● Record extracts
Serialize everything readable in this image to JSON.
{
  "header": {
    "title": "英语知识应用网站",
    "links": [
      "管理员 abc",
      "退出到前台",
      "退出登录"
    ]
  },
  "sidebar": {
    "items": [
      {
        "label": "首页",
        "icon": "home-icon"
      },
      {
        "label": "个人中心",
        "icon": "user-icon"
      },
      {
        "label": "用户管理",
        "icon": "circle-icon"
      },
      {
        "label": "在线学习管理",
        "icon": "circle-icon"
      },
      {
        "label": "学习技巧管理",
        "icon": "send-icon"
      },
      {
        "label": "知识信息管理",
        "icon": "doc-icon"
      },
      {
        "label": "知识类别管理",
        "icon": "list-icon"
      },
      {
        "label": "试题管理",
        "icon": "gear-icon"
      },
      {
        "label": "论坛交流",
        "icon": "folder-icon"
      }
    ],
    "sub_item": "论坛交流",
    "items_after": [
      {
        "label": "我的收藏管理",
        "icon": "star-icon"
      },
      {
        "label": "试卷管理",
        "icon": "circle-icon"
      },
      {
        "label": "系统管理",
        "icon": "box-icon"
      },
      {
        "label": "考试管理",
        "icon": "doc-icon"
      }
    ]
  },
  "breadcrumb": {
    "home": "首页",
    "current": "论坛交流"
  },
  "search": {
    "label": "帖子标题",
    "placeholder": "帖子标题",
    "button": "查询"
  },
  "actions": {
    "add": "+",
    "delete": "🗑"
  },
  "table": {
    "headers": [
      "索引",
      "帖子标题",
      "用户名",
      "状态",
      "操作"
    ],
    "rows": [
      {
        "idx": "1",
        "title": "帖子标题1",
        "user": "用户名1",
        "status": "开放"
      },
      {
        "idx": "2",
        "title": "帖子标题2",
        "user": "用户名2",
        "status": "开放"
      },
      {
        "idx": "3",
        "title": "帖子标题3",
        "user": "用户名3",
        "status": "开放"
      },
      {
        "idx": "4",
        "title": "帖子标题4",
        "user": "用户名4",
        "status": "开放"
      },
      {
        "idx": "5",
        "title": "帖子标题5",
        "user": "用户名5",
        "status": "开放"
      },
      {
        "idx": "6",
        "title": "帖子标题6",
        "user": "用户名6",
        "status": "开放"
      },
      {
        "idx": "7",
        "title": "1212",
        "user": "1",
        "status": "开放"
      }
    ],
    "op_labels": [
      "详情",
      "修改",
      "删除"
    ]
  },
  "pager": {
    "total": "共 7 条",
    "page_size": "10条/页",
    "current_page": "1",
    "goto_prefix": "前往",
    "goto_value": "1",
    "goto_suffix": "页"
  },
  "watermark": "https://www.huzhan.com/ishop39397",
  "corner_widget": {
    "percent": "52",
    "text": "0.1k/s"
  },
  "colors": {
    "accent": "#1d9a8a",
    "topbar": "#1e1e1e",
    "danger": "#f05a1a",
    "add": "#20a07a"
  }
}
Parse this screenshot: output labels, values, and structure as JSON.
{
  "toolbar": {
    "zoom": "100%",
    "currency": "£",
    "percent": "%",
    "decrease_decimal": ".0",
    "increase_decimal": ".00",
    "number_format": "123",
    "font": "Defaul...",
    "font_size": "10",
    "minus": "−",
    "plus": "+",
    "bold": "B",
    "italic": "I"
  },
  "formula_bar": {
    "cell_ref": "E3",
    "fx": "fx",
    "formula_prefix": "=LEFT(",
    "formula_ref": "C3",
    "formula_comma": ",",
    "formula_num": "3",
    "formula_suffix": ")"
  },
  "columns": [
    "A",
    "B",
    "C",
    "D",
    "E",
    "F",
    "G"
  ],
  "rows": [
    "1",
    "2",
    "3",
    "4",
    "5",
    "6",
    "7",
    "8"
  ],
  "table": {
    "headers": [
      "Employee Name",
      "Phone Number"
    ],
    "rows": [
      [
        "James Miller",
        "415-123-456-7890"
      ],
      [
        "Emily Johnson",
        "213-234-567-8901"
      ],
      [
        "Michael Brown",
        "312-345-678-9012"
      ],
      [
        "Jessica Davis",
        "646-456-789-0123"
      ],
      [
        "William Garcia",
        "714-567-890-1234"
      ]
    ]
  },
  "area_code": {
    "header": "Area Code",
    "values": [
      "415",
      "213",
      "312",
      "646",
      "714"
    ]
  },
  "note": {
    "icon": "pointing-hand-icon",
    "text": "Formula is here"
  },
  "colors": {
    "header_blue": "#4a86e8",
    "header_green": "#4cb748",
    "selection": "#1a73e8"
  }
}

● Your objective
Repeat the data exactly. Leave nothing out.

● Full response
Serialize everything readable in this image to JSON.
{
  "header": {
    "title": "英语知识应用网站",
    "links": [
      "管理员 abc",
      "退出到前台",
      "退出登录"
    ]
  },
  "sidebar": {
    "items": [
      {
        "label": "首页",
        "icon": "home-icon"
      },
      {
        "label": "个人中心",
        "icon": "user-icon"
      },
      {
        "label": "用户管理",
        "icon": "circle-icon"
      },
      {
        "label": "在线学习管理",
        "icon": "circle-icon"
      },
      {
        "label": "学习技巧管理",
        "icon": "send-icon"
      },
      {
        "label": "知识信息管理",
        "icon": "doc-icon"
      },
      {
        "label": "知识类别管理",
        "icon": "list-icon"
      },
      {
        "label": "试题管理",
        "icon": "gear-icon"
      },
      {
        "label": "论坛交流",
        "icon": "folder-icon"
      }
    ],
    "sub_item": "论坛交流",
    "items_after": [
      {
        "label": "我的收藏管理",
        "icon": "star-icon"
      },
      {
        "label": "试卷管理",
        "icon": "circle-icon"
      },
      {
        "label": "系统管理",
        "icon": "box-icon"
      },
      {
        "label": "考试管理",
        "icon": "doc-icon"
      }
    ]
  },
  "breadcrumb": {
    "home": "首页",
    "current": "论坛交流"
  },
  "search": {
    "label": "帖子标题",
    "placeholder": "帖子标题",
    "button": "查询"
  },
  "actions": {
    "add": "+",
    "delete": "🗑"
  },
  "table": {
    "headers": [
      "索引",
      "帖子标题",
      "用户名",
      "状态",
      "操作"
    ],
    "rows": [
      {
        "idx": "1",
        "title": "帖子标题1",
        "user": "用户名1",
        "status": "开放"
      },
      {
        "idx": "2",
        "title": "帖子标题2",
        "user": "用户名2",
        "status": "开放"
      },
      {
        "idx": "3",
        "title": "帖子标题3",
        "user": "用户名3",
        "status": "开放"
      },
      {
        "idx": "4",
        "title": "帖子标题4",
        "user": "用户名4",
        "status": "开放"
      },
      {
        "idx": "5",
        "title": "帖子标题5",
        "user": "用户名5",
        "status": "开放"
      },
      {
        "idx": "6",
        "title": "帖子标题6",
        "user": "用户名6",
        "status": "开放"
      },
      {
        "idx": "7",
        "title": "1212",
        "user": "1",
        "status": "开放"
      }
    ],
    "op_labels": [
      "详情",
      "修改",
      "删除"
    ]
  },
  "pager": {
    "total": "共 7 条",
    "page_size": "10条/页",
    "current_page": "1",
    "goto_prefix": "前往",
    "goto_value": "1",
    "goto_suffix": "页"
  },
  "watermark": "https://www.huzhan.com/ishop39397",
  "corner_widget": {
    "percent": "52",
    "text": "0.1k/s"
  },
  "colors": {
    "accent": "#1d9a8a",
    "topbar": "#1e1e1e",
    "danger": "#f05a1a",
    "add": "#20a07a"
  }
}
Parse this screenshot: output labels, values, and structure as JSON.
{
  "toolbar": {
    "zoom": "100%",
    "currency": "£",
    "percent": "%",
    "decrease_decimal": ".0",
    "increase_decimal": ".00",
    "number_format": "123",
    "font": "Defaul...",
    "font_size": "10",
    "minus": "−",
    "plus": "+",
    "bold": "B",
    "italic": "I"
  },
  "formula_bar": {
    "cell_ref": "E3",
    "fx": "fx",
    "formula_prefix": "=LEFT(",
    "formula_ref": "C3",
    "formula_comma": ",",
    "formula_num": "3",
    "formula_suffix": ")"
  },
  "columns": [
    "A",
    "B",
    "C",
    "D",
    "E",
    "F",
    "G"
  ],
  "rows": [
    "1",
    "2",
    "3",
    "4",
    "5",
    "6",
    "7",
    "8"
  ],
  "table": {
    "headers": [
      "Employee Name",
      "Phone Number"
    ],
    "rows": [
      [
        "James Miller",
        "415-123-456-7890"
      ],
      [
        "Emily Johnson",
        "213-234-567-8901"
      ],
      [
        "Michael Brown",
        "312-345-678-9012"
      ],
      [
        "Jessica Davis",
        "646-456-789-0123"
      ],
      [
        "William Garcia",
        "714-567-890-1234"
      ]
    ]
  },
  "area_code": {
    "header": "Area Code",
    "values": [
      "415",
      "213",
      "312",
      "646",
      "714"
    ]
  },
  "note": {
    "icon": "pointing-hand-icon",
    "text": "Formula is here"
  },
  "colors": {
    "header_blue": "#4a86e8",
    "header_green": "#4cb748",
    "selection": "#1a73e8"
  }
}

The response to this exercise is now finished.